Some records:

==================================================

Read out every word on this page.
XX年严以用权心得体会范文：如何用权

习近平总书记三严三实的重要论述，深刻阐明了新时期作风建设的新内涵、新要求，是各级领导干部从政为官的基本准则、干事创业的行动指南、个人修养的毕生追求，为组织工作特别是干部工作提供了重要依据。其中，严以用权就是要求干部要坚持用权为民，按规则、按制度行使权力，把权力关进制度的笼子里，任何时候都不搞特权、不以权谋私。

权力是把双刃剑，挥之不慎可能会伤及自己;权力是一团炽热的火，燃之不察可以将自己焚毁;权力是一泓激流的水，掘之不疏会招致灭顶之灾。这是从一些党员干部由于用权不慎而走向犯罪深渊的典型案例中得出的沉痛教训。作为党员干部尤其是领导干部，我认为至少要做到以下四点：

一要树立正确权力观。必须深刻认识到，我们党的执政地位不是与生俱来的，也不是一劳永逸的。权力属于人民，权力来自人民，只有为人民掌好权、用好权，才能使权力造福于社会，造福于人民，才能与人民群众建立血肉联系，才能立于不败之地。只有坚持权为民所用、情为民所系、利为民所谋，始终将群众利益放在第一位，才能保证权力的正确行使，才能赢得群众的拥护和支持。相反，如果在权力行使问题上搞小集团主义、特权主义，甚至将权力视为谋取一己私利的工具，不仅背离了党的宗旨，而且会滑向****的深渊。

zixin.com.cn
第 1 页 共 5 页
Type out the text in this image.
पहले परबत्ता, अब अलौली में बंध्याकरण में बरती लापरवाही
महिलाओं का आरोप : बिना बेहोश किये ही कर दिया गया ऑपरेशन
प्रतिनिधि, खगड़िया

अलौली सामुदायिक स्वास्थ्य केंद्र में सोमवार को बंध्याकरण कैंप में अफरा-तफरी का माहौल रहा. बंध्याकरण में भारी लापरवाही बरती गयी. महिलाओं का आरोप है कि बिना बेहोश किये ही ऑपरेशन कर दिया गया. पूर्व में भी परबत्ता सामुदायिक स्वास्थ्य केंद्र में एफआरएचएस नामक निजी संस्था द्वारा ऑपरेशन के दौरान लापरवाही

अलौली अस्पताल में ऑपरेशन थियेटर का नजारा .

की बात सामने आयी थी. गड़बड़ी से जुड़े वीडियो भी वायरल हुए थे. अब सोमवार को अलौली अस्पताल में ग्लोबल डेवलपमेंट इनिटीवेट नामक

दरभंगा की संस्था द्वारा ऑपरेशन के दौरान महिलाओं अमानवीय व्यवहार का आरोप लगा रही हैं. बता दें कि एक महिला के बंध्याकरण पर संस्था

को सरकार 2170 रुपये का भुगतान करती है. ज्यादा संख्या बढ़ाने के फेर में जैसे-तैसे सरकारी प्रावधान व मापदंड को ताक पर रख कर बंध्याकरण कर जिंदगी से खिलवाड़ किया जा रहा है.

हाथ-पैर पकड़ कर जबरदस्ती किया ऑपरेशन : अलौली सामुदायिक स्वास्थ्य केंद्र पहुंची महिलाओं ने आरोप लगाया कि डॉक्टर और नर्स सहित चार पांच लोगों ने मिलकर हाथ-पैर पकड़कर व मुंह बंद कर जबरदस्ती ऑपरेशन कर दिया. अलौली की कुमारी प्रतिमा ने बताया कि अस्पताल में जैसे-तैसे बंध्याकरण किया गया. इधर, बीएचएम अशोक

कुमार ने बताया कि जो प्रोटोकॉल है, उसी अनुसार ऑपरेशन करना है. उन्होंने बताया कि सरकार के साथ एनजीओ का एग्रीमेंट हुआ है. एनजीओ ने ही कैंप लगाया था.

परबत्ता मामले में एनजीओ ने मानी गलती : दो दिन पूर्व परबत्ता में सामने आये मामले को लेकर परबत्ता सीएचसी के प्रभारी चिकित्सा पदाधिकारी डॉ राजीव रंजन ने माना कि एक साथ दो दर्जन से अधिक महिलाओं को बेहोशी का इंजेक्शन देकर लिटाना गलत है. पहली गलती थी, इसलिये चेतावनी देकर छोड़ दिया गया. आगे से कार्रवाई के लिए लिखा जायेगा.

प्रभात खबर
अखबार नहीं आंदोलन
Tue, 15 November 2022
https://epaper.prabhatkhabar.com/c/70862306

==================================================

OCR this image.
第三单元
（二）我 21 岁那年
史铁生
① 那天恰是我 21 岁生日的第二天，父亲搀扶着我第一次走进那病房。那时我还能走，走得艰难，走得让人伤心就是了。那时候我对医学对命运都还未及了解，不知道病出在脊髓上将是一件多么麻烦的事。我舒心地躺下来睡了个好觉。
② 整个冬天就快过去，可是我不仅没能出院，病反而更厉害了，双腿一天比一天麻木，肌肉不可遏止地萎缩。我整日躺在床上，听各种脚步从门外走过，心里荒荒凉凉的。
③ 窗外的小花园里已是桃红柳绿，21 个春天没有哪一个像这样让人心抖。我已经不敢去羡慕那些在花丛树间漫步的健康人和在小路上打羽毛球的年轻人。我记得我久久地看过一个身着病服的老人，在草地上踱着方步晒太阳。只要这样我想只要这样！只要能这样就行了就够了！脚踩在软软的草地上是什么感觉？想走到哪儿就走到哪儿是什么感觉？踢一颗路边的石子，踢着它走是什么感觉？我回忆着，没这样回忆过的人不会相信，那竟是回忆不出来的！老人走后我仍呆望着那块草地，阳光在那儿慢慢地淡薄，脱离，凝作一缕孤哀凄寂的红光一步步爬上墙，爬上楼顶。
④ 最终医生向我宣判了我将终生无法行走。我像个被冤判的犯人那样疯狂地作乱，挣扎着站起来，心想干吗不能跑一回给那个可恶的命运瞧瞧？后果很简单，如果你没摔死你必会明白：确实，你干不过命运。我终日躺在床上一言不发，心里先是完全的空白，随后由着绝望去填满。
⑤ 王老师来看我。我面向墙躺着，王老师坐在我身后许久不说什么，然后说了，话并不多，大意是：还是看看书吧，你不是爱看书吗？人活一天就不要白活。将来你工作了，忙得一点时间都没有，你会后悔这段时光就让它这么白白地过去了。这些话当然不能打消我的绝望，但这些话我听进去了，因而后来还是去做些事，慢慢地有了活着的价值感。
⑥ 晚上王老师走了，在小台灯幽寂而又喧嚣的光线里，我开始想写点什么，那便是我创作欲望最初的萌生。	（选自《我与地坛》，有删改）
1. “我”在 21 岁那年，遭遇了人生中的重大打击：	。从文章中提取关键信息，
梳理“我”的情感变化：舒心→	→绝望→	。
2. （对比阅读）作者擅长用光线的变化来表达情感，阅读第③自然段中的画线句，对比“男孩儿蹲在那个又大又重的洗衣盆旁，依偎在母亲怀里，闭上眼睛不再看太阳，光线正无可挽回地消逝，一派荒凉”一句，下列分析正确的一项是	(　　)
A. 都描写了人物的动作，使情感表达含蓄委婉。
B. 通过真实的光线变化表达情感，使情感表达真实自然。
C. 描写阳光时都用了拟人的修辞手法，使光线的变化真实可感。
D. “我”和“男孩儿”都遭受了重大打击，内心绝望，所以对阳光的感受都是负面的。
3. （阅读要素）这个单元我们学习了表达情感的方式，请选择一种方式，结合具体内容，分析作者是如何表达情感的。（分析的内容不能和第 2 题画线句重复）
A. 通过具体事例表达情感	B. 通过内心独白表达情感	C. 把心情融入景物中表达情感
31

==================================================

● **Exercise directions**
Where a line contains "image", copy that line.

● **Output of the task**
Type out the text in this image.
OCR this image.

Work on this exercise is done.